======== DATASET ========
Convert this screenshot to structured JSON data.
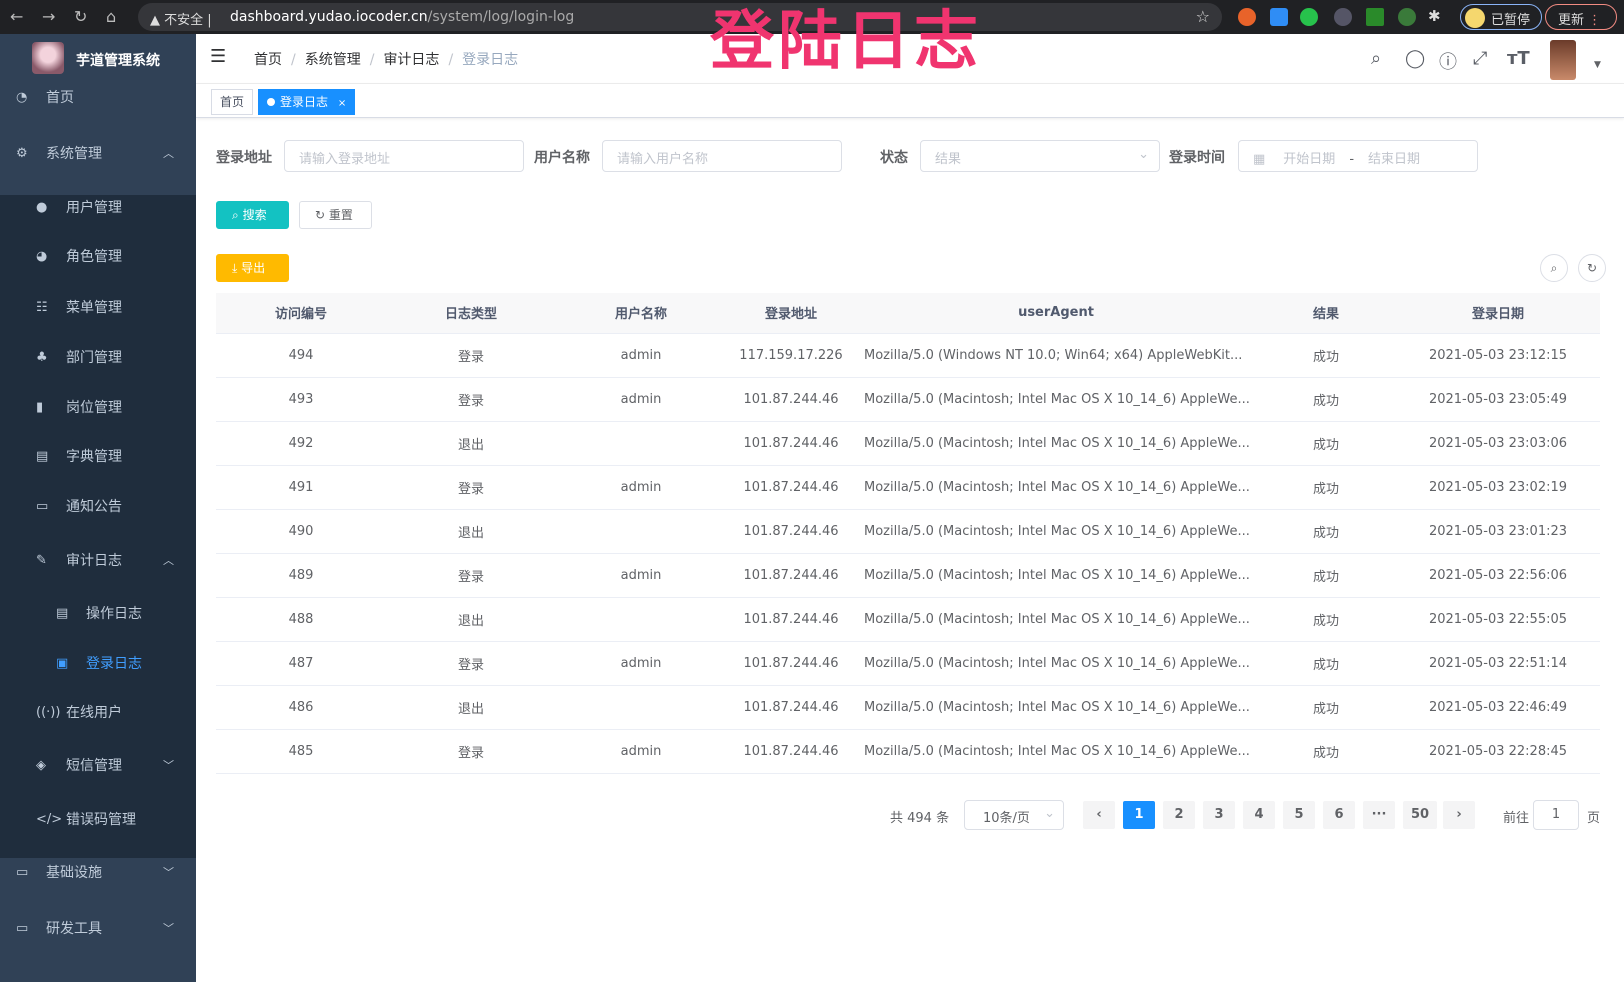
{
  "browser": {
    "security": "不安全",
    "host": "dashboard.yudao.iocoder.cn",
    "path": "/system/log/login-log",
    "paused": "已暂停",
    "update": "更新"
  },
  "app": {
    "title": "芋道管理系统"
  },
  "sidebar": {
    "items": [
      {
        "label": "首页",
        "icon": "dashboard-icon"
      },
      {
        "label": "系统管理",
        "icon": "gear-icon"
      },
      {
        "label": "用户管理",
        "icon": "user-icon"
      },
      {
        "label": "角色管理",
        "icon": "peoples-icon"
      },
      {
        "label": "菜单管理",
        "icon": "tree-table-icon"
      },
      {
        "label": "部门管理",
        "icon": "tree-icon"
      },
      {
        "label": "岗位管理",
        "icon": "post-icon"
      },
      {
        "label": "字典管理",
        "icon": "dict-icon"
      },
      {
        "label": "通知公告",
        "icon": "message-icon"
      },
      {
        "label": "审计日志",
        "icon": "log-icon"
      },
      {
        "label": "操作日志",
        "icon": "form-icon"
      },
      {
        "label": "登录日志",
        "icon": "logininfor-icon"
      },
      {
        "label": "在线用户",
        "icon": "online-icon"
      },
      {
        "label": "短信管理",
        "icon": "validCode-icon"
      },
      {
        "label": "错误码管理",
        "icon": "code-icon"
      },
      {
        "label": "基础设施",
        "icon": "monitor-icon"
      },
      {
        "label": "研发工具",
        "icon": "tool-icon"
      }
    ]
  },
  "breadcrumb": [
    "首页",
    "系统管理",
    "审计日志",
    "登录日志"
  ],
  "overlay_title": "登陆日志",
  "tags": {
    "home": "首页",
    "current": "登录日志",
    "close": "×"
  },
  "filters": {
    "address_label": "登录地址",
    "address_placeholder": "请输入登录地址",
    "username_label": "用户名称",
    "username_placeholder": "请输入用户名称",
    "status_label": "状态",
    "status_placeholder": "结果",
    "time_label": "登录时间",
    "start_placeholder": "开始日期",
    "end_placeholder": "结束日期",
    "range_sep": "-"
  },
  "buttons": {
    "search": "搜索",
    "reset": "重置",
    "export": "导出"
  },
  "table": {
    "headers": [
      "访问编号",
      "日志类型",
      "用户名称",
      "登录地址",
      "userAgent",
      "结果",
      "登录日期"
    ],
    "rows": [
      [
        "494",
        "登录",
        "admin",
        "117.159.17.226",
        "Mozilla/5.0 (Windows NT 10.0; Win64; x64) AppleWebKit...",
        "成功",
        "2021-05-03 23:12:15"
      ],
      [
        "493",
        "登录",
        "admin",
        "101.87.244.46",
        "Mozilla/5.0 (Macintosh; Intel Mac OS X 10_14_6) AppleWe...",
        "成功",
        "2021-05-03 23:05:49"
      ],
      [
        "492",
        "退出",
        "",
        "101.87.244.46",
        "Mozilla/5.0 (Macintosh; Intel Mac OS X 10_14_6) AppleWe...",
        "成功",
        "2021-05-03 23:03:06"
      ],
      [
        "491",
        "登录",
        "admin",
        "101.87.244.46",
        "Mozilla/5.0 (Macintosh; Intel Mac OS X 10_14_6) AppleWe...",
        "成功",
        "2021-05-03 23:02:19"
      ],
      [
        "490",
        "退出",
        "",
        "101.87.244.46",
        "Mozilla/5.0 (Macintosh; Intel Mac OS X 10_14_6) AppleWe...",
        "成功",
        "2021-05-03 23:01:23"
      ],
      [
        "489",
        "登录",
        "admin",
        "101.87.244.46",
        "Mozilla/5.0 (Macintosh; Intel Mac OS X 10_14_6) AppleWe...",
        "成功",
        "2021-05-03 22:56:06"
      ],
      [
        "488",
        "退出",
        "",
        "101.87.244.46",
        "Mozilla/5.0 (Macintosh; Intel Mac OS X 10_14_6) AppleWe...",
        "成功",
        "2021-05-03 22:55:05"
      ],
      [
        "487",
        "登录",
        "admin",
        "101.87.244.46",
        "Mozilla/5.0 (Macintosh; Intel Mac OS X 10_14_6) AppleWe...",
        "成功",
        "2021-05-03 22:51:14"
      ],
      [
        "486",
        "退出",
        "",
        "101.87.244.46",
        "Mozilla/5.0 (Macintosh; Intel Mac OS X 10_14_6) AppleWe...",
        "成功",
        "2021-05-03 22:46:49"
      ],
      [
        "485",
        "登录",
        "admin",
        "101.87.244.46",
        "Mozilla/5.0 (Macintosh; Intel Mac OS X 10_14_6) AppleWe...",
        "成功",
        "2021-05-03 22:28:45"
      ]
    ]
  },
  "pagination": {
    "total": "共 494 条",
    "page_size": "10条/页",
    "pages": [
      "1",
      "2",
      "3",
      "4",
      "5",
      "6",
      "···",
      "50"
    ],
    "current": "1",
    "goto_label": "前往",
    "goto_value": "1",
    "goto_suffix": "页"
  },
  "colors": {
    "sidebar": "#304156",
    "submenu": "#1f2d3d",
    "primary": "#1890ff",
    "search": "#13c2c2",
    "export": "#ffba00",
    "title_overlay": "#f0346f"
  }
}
========
| WHAT IS BEING ASKED |
Pull out each line of the listing that holds the string "dashboard".

| EXPECTED OUTPUT |
    "host": "dashboard.yudao.iocoder.cn",
        "icon": "dashboard-icon"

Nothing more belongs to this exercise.